◆ Description of the task ◆
A letter-for-letter copy of the listing is required, with no pictures in it.

↓

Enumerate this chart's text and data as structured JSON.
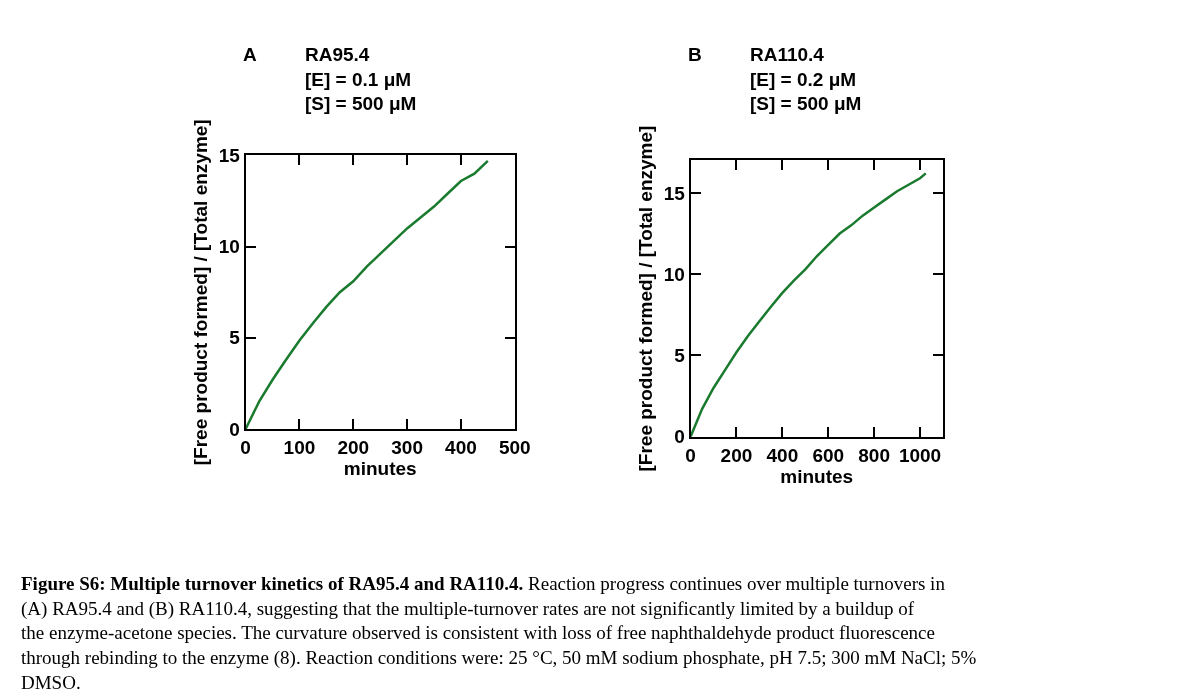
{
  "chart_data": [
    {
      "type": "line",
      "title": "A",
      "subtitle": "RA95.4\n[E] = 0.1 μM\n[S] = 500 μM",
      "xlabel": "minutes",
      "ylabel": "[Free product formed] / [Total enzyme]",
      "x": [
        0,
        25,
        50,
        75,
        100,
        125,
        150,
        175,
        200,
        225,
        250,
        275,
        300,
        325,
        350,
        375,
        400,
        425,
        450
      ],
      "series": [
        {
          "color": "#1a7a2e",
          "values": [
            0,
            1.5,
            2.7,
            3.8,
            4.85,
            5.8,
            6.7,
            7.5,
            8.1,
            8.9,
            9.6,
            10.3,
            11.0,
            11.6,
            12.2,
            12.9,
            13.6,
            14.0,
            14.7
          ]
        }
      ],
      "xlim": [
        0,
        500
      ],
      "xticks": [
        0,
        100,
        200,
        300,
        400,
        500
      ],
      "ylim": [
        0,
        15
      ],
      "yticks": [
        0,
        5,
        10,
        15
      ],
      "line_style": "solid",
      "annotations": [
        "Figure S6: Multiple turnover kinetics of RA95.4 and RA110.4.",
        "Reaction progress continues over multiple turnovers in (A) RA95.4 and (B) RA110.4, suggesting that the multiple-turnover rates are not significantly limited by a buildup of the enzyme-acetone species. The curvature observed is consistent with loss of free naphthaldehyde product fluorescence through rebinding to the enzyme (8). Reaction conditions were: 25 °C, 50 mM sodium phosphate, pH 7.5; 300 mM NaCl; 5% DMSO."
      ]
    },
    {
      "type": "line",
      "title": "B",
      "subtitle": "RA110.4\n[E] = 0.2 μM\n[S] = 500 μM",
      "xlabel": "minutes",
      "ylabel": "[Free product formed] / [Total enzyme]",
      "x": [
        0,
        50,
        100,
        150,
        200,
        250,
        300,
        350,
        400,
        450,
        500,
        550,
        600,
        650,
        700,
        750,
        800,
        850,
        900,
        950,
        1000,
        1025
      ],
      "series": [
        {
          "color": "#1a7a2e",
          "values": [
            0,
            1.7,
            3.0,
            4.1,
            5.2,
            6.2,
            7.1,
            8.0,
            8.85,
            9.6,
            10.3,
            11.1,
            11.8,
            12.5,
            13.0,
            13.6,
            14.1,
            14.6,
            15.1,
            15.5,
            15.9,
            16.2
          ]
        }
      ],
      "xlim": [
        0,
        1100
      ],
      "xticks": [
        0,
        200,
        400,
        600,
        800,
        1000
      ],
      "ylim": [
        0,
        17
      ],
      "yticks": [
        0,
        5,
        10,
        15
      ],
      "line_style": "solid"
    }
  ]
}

↑

◆ Exercise answer ◆
Enumerate this chart's text and data as structured JSON.
{
  "chart_data": [
    {
      "type": "line",
      "title": "A",
      "subtitle": "RA95.4\n[E] = 0.1 μM\n[S] = 500 μM",
      "xlabel": "minutes",
      "ylabel": "[Free product formed] / [Total enzyme]",
      "x": [
        0,
        25,
        50,
        75,
        100,
        125,
        150,
        175,
        200,
        225,
        250,
        275,
        300,
        325,
        350,
        375,
        400,
        425,
        450
      ],
      "series": [
        {
          "color": "#1a7a2e",
          "values": [
            0,
            1.5,
            2.7,
            3.8,
            4.85,
            5.8,
            6.7,
            7.5,
            8.1,
            8.9,
            9.6,
            10.3,
            11.0,
            11.6,
            12.2,
            12.9,
            13.6,
            14.0,
            14.7
          ]
        }
      ],
      "xlim": [
        0,
        500
      ],
      "xticks": [
        0,
        100,
        200,
        300,
        400,
        500
      ],
      "ylim": [
        0,
        15
      ],
      "yticks": [
        0,
        5,
        10,
        15
      ],
      "line_style": "solid",
      "annotations": [
        "Figure S6: Multiple turnover kinetics of RA95.4 and RA110.4.",
        "Reaction progress continues over multiple turnovers in (A) RA95.4 and (B) RA110.4, suggesting that the multiple-turnover rates are not significantly limited by a buildup of the enzyme-acetone species. The curvature observed is consistent with loss of free naphthaldehyde product fluorescence through rebinding to the enzyme (8). Reaction conditions were: 25 °C, 50 mM sodium phosphate, pH 7.5; 300 mM NaCl; 5% DMSO."
      ]
    },
    {
      "type": "line",
      "title": "B",
      "subtitle": "RA110.4\n[E] = 0.2 μM\n[S] = 500 μM",
      "xlabel": "minutes",
      "ylabel": "[Free product formed] / [Total enzyme]",
      "x": [
        0,
        50,
        100,
        150,
        200,
        250,
        300,
        350,
        400,
        450,
        500,
        550,
        600,
        650,
        700,
        750,
        800,
        850,
        900,
        950,
        1000,
        1025
      ],
      "series": [
        {
          "color": "#1a7a2e",
          "values": [
            0,
            1.7,
            3.0,
            4.1,
            5.2,
            6.2,
            7.1,
            8.0,
            8.85,
            9.6,
            10.3,
            11.1,
            11.8,
            12.5,
            13.0,
            13.6,
            14.1,
            14.6,
            15.1,
            15.5,
            15.9,
            16.2
          ]
        }
      ],
      "xlim": [
        0,
        1100
      ],
      "xticks": [
        0,
        200,
        400,
        600,
        800,
        1000
      ],
      "ylim": [
        0,
        17
      ],
      "yticks": [
        0,
        5,
        10,
        15
      ],
      "line_style": "solid"
    }
  ]
}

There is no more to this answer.